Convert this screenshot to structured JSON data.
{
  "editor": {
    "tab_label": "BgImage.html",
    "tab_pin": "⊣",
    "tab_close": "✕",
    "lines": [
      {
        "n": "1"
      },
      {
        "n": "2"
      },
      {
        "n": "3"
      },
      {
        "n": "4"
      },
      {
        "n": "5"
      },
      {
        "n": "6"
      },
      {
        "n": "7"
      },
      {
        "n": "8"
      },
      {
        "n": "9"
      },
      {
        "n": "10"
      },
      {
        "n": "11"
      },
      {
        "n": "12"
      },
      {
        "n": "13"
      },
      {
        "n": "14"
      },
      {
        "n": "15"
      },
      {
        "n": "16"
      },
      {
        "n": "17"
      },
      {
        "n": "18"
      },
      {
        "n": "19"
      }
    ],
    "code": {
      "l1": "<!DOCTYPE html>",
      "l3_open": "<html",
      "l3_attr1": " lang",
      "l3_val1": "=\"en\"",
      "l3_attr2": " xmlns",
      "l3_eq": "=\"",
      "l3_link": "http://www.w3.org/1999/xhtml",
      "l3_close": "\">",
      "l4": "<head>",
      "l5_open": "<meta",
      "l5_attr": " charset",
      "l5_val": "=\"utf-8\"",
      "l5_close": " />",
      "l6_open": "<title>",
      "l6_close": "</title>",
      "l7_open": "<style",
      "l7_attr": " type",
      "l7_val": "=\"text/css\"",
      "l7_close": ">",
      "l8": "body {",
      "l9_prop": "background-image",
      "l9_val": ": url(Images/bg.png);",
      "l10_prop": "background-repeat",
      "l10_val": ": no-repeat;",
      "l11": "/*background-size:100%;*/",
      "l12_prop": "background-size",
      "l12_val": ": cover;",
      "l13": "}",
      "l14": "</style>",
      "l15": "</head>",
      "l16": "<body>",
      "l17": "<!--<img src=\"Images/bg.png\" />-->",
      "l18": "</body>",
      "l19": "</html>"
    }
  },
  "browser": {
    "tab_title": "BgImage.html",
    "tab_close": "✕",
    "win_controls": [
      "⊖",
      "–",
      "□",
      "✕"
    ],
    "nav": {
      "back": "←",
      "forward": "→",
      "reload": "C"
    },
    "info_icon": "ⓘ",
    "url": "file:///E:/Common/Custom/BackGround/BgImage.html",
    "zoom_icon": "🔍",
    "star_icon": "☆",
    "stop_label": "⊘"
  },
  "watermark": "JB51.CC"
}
-- -- --
- YOUR OBJECTIVE:
The records above should be duplicated in full, exactly as given.

- TASK RESPONSE:
Convert this screenshot to structured JSON data.
{
  "editor": {
    "tab_label": "BgImage.html",
    "tab_pin": "⊣",
    "tab_close": "✕",
    "lines": [
      {
        "n": "1"
      },
      {
        "n": "2"
      },
      {
        "n": "3"
      },
      {
        "n": "4"
      },
      {
        "n": "5"
      },
      {
        "n": "6"
      },
      {
        "n": "7"
      },
      {
        "n": "8"
      },
      {
        "n": "9"
      },
      {
        "n": "10"
      },
      {
        "n": "11"
      },
      {
        "n": "12"
      },
      {
        "n": "13"
      },
      {
        "n": "14"
      },
      {
        "n": "15"
      },
      {
        "n": "16"
      },
      {
        "n": "17"
      },
      {
        "n": "18"
      },
      {
        "n": "19"
      }
    ],
    "code": {
      "l1": "<!DOCTYPE html>",
      "l3_open": "<html",
      "l3_attr1": " lang",
      "l3_val1": "=\"en\"",
      "l3_attr2": " xmlns",
      "l3_eq": "=\"",
      "l3_link": "http://www.w3.org/1999/xhtml",
      "l3_close": "\">",
      "l4": "<head>",
      "l5_open": "<meta",
      "l5_attr": " charset",
      "l5_val": "=\"utf-8\"",
      "l5_close": " />",
      "l6_open": "<title>",
      "l6_close": "</title>",
      "l7_open": "<style",
      "l7_attr": " type",
      "l7_val": "=\"text/css\"",
      "l7_close": ">",
      "l8": "body {",
      "l9_prop": "background-image",
      "l9_val": ": url(Images/bg.png);",
      "l10_prop": "background-repeat",
      "l10_val": ": no-repeat;",
      "l11": "/*background-size:100%;*/",
      "l12_prop": "background-size",
      "l12_val": ": cover;",
      "l13": "}",
      "l14": "</style>",
      "l15": "</head>",
      "l16": "<body>",
      "l17": "<!--<img src=\"Images/bg.png\" />-->",
      "l18": "</body>",
      "l19": "</html>"
    }
  },
  "browser": {
    "tab_title": "BgImage.html",
    "tab_close": "✕",
    "win_controls": [
      "⊖",
      "–",
      "□",
      "✕"
    ],
    "nav": {
      "back": "←",
      "forward": "→",
      "reload": "C"
    },
    "info_icon": "ⓘ",
    "url": "file:///E:/Common/Custom/BackGround/BgImage.html",
    "zoom_icon": "🔍",
    "star_icon": "☆",
    "stop_label": "⊘"
  },
  "watermark": "JB51.CC"
}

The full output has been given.